[Excerpt from a dataset]
## Start

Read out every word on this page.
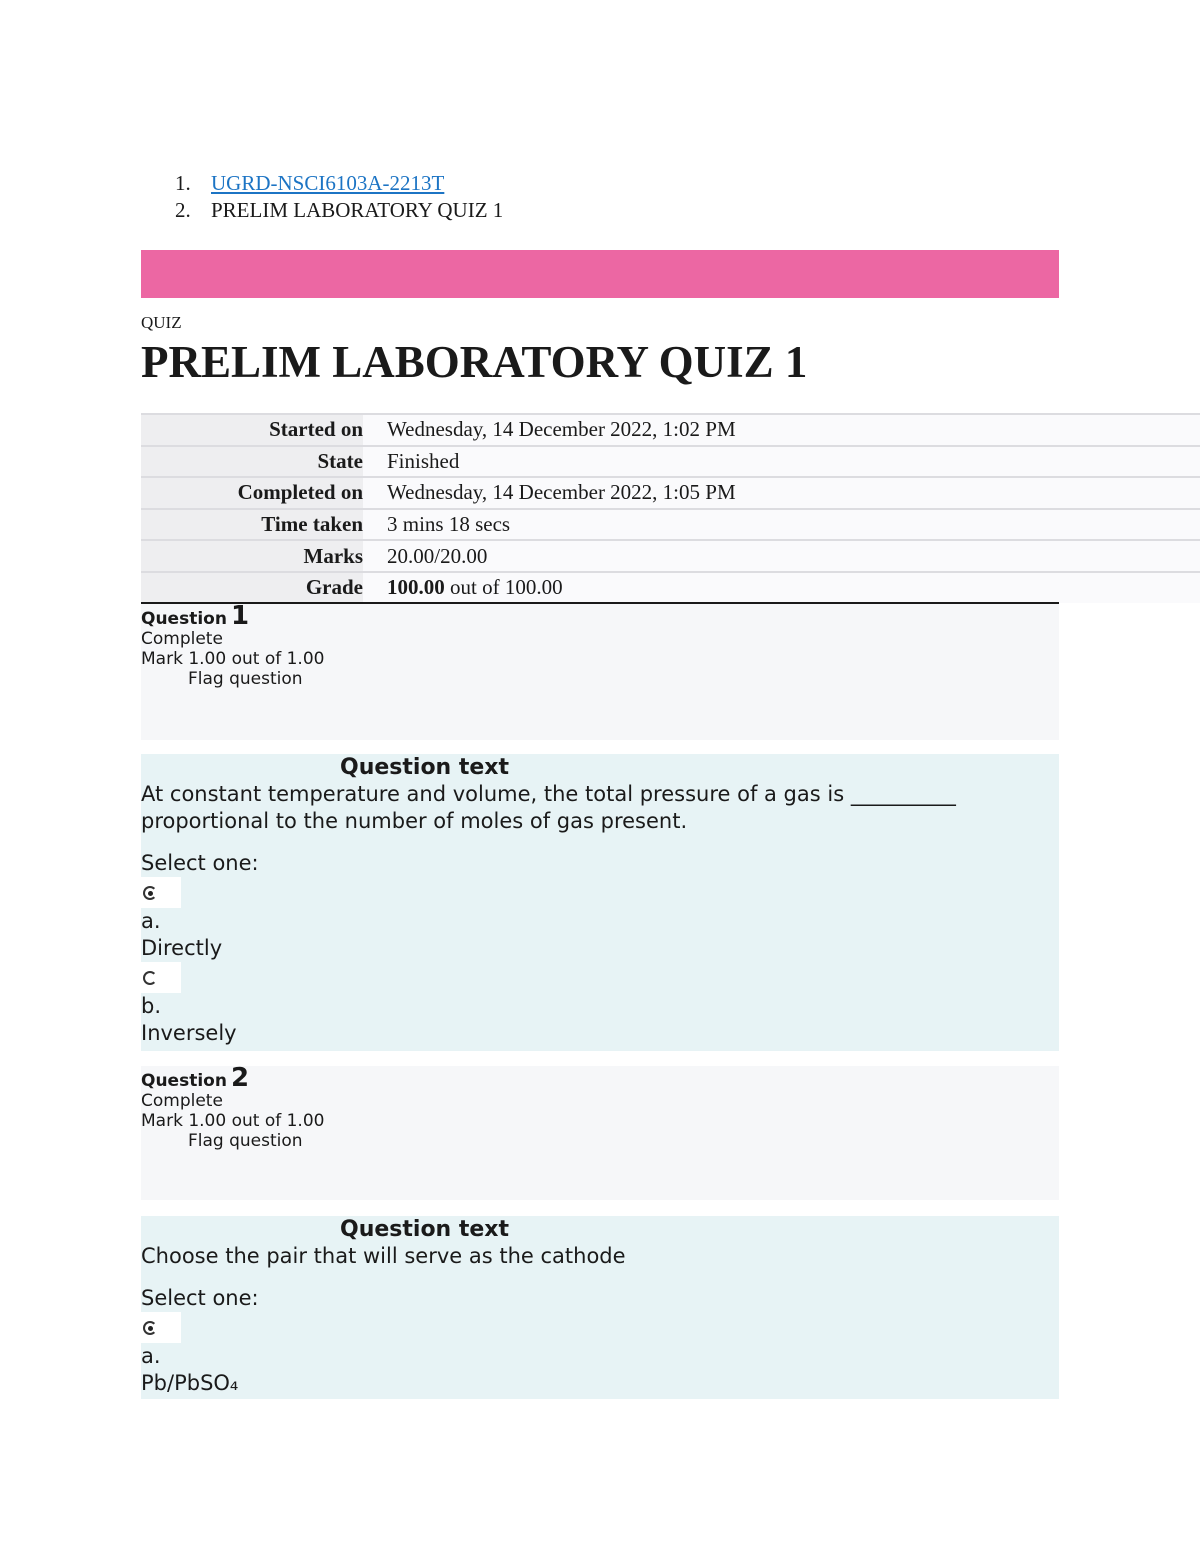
1. UGRD-NSCI6103A-2213T
2. PRELIM LABORATORY QUIZ 1
QUIZ
PRELIM LABORATORY QUIZ 1
Started on	Wednesday, 14 December 2022, 1:02 PM
State	Finished
Completed on	Wednesday, 14 December 2022, 1:05 PM
Time taken	3 mins 18 secs
Marks	20.00/20.00
Grade 100.00 out of 100.00
Question 1
Complete
Mark 1.00 out of 1.00
Flag question
Question text
At constant temperature and volume, the total pressure of a gas is __________ proportional to the number of moles of gas present.
Select one:
a.
Directly
b.
Inversely
Question 2
Complete
Mark 1.00 out of 1.00
Flag question
Question text
Choose the pair that will serve as the cathode
Select one:
a.
Pb/PbSO₄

## End

Quote the data above in full, leaving out the pictures it holds.

◆ Task answer ◆
Read out every word on this page.
1. UGRD-NSCI6103A-2213T
2. PRELIM LABORATORY QUIZ 1
QUIZ
PRELIM LABORATORY QUIZ 1
Started on	Wednesday, 14 December 2022, 1:02 PM
State	Finished
Completed on	Wednesday, 14 December 2022, 1:05 PM
Time taken	3 mins 18 secs
Marks	20.00/20.00
Grade 100.00 out of 100.00
Question 1
Complete
Mark 1.00 out of 1.00
Flag question
Question text
At constant temperature and volume, the total pressure of a gas is __________ proportional to the number of moles of gas present.
Select one:
a.
Directly
b.
Inversely
Question 2
Complete
Mark 1.00 out of 1.00
Flag question
Question text
Choose the pair that will serve as the cathode
Select one:
a.
Pb/PbSO₄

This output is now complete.